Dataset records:

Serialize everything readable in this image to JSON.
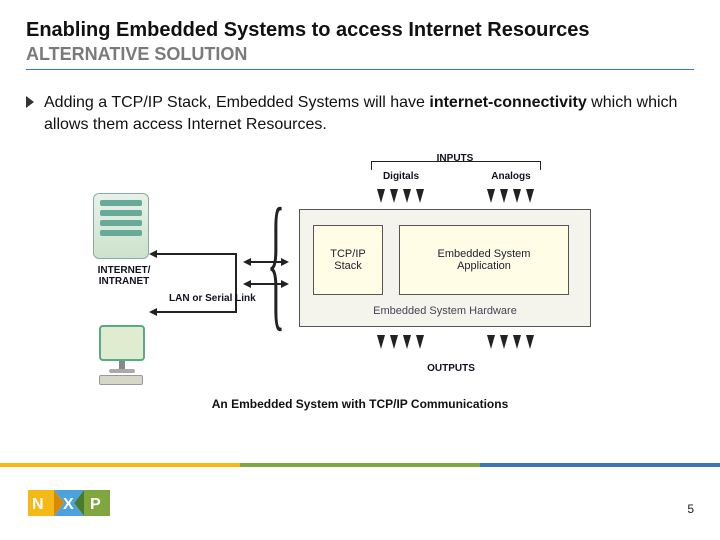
{
  "title": "Enabling Embedded Systems to access Internet Resources",
  "subtitle": "ALTERNATIVE SOLUTION",
  "bullet": {
    "pre": "Adding a TCP/IP Stack, Embedded Systems will have ",
    "bold": "internet-connectivity",
    "post": " which which allows them access Internet Resources."
  },
  "diagram": {
    "server_label": "INTERNET/\nINTRANET",
    "link_label": "LAN or Serial Link",
    "tcp_box": "TCP/IP\nStack",
    "app_box": "Embedded System\nApplication",
    "hw_label": "Embedded System Hardware",
    "inputs": "INPUTS",
    "digitals": "Digitals",
    "analogs": "Analogs",
    "outputs": "OUTPUTS",
    "caption": "An Embedded System with TCP/IP Communications"
  },
  "brand": {
    "logo_alt": "NXP"
  },
  "page_number": "5",
  "colors": {
    "accent_blue": "#2a7cc0",
    "bar_yellow": "#f5b915",
    "bar_green": "#7fa73e",
    "bar_blue": "#3a77b5"
  }
}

SHORT PROBLEM:
Make a word-for-word copy of the entries, without any pictures.

REPLY TO THE TASK:
Serialize everything readable in this image to JSON.
{
  "title": "Enabling Embedded Systems to access Internet Resources",
  "subtitle": "ALTERNATIVE SOLUTION",
  "bullet": {
    "pre": "Adding a TCP/IP Stack, Embedded Systems will have ",
    "bold": "internet-connectivity",
    "post": " which which allows them access Internet Resources."
  },
  "diagram": {
    "server_label": "INTERNET/\nINTRANET",
    "link_label": "LAN or Serial Link",
    "tcp_box": "TCP/IP\nStack",
    "app_box": "Embedded System\nApplication",
    "hw_label": "Embedded System Hardware",
    "inputs": "INPUTS",
    "digitals": "Digitals",
    "analogs": "Analogs",
    "outputs": "OUTPUTS",
    "caption": "An Embedded System with TCP/IP Communications"
  },
  "brand": {
    "logo_alt": "NXP"
  },
  "page_number": "5",
  "colors": {
    "accent_blue": "#2a7cc0",
    "bar_yellow": "#f5b915",
    "bar_green": "#7fa73e",
    "bar_blue": "#3a77b5"
  }
}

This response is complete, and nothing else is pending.